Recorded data
┌────────
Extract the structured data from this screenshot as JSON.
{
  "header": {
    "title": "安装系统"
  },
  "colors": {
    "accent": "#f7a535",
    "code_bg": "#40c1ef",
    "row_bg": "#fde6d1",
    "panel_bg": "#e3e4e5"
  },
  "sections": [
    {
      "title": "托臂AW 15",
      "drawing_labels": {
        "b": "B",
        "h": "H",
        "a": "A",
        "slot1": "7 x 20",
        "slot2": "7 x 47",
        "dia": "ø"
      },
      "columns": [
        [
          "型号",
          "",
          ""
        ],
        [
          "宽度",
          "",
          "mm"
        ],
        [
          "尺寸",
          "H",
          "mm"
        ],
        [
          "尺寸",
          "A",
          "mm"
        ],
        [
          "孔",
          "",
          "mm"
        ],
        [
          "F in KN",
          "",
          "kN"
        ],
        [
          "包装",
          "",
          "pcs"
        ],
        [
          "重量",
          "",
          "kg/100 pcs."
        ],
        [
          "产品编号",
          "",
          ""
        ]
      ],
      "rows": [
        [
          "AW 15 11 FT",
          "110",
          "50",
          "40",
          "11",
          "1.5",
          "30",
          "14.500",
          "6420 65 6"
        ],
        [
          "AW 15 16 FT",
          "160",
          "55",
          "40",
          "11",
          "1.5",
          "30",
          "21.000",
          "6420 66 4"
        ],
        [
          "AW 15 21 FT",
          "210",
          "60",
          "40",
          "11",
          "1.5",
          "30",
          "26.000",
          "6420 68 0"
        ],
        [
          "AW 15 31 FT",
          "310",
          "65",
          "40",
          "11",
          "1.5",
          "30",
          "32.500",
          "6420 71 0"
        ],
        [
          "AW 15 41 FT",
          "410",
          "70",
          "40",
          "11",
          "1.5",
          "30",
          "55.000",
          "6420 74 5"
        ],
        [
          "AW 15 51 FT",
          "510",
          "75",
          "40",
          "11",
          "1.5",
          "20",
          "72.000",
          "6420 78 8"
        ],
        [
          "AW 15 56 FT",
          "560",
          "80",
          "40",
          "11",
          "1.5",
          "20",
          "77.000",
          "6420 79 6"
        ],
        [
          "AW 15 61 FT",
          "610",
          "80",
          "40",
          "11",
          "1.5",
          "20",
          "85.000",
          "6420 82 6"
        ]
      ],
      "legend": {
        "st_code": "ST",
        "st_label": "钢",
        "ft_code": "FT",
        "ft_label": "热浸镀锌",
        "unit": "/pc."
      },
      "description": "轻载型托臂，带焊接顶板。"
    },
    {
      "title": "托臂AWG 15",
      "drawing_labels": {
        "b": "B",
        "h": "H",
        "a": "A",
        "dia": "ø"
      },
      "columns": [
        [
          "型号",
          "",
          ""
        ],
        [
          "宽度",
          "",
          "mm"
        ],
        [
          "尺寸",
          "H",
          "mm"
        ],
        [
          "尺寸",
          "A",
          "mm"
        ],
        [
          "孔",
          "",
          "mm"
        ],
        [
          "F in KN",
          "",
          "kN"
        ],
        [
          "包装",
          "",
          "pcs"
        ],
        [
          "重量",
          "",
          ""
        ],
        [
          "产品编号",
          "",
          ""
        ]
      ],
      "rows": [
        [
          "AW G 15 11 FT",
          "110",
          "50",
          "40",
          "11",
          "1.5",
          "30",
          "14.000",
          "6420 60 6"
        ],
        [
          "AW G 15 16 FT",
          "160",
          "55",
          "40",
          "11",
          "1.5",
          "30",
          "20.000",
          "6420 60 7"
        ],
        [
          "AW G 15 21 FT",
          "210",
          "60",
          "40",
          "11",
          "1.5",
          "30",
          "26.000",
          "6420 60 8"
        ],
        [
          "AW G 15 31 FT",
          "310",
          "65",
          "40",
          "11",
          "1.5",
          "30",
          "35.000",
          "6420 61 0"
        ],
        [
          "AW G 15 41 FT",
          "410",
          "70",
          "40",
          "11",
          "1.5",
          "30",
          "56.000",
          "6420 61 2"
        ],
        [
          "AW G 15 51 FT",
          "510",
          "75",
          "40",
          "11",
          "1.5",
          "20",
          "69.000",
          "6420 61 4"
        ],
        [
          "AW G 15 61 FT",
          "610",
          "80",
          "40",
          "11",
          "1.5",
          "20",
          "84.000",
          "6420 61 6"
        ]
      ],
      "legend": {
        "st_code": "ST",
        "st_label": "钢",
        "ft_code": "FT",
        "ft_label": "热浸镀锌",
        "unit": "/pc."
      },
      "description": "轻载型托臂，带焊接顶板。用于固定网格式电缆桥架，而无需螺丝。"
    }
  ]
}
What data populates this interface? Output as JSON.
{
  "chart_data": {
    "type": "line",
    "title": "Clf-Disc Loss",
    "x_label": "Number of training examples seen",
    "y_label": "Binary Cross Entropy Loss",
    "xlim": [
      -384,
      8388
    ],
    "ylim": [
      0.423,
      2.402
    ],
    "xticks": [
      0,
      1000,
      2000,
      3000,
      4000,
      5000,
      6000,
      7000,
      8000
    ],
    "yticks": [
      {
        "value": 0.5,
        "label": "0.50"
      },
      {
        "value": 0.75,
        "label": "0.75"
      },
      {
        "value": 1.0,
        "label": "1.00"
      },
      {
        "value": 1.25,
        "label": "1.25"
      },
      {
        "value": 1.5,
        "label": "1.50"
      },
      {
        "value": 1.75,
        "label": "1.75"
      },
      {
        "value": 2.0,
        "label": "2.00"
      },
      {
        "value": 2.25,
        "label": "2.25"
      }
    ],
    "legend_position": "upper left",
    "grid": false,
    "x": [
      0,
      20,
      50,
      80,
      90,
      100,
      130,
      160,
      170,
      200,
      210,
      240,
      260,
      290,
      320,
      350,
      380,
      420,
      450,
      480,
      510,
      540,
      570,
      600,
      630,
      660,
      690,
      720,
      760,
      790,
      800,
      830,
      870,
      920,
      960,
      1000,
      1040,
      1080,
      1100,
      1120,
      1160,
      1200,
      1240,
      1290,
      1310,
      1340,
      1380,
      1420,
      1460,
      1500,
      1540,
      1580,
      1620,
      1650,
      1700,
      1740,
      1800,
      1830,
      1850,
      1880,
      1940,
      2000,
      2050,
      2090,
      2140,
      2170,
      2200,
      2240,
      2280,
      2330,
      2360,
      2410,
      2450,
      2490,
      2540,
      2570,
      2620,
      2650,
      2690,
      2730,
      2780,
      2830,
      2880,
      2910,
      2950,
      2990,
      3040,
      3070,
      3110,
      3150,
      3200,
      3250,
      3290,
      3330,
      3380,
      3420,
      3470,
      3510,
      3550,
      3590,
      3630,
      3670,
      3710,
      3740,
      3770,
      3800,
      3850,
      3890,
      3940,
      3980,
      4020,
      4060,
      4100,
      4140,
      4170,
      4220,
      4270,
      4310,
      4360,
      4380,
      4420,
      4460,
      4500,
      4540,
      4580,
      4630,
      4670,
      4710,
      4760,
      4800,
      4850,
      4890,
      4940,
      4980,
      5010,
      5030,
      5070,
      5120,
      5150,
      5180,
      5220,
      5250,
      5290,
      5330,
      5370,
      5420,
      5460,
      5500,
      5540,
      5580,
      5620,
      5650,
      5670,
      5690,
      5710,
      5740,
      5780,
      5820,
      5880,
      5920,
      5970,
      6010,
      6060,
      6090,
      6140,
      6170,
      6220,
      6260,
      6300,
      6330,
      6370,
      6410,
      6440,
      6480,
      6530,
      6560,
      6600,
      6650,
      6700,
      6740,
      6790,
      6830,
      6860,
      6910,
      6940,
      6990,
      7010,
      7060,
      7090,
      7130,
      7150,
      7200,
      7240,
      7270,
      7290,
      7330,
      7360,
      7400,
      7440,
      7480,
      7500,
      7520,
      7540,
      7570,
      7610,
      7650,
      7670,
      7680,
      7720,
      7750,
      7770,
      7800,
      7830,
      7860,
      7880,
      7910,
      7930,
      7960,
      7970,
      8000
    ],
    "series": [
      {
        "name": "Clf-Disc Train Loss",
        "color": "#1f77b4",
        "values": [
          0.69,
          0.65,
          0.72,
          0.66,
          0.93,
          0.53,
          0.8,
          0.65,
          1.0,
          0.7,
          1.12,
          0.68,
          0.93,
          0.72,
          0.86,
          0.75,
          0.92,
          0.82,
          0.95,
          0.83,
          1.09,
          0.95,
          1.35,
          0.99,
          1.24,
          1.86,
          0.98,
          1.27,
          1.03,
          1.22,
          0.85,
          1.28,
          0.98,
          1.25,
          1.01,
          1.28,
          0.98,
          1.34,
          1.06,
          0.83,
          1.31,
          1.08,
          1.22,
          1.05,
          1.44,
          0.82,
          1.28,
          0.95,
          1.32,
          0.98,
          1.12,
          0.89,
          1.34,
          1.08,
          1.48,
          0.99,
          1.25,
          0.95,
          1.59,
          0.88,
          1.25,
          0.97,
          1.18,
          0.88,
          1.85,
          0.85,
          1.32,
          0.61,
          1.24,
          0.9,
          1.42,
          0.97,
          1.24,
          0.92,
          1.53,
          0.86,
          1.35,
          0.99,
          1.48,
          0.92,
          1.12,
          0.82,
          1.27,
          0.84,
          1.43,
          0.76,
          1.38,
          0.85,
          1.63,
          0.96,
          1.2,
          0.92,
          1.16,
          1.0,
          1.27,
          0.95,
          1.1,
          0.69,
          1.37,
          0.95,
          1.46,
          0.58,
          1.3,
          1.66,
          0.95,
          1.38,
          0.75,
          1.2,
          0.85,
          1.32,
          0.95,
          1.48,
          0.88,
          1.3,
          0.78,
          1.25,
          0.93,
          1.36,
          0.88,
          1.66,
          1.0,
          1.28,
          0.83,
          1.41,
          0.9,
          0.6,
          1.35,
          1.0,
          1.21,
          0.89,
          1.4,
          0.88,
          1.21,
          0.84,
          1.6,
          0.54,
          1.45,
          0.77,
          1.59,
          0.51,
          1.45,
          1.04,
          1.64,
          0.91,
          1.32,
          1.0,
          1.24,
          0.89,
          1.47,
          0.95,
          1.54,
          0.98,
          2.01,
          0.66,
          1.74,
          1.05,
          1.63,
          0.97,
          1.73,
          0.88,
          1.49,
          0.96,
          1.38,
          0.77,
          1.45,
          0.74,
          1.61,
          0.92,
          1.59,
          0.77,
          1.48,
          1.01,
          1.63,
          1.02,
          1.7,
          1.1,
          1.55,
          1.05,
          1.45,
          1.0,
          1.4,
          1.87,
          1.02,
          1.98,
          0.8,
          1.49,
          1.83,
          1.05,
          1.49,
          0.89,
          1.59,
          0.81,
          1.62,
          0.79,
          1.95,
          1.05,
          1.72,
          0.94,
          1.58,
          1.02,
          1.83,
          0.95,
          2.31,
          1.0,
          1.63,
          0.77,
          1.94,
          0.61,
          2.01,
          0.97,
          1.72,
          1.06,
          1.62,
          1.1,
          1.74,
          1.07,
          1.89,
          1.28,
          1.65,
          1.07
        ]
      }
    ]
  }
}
└────────
GOAL OF THE EXERCISE: In the records above, find each line holding "this" and copy it.

FINISHED ANSWER:
Extract the structured data from this screenshot as JSON.
What data populates this interface? Output as JSON.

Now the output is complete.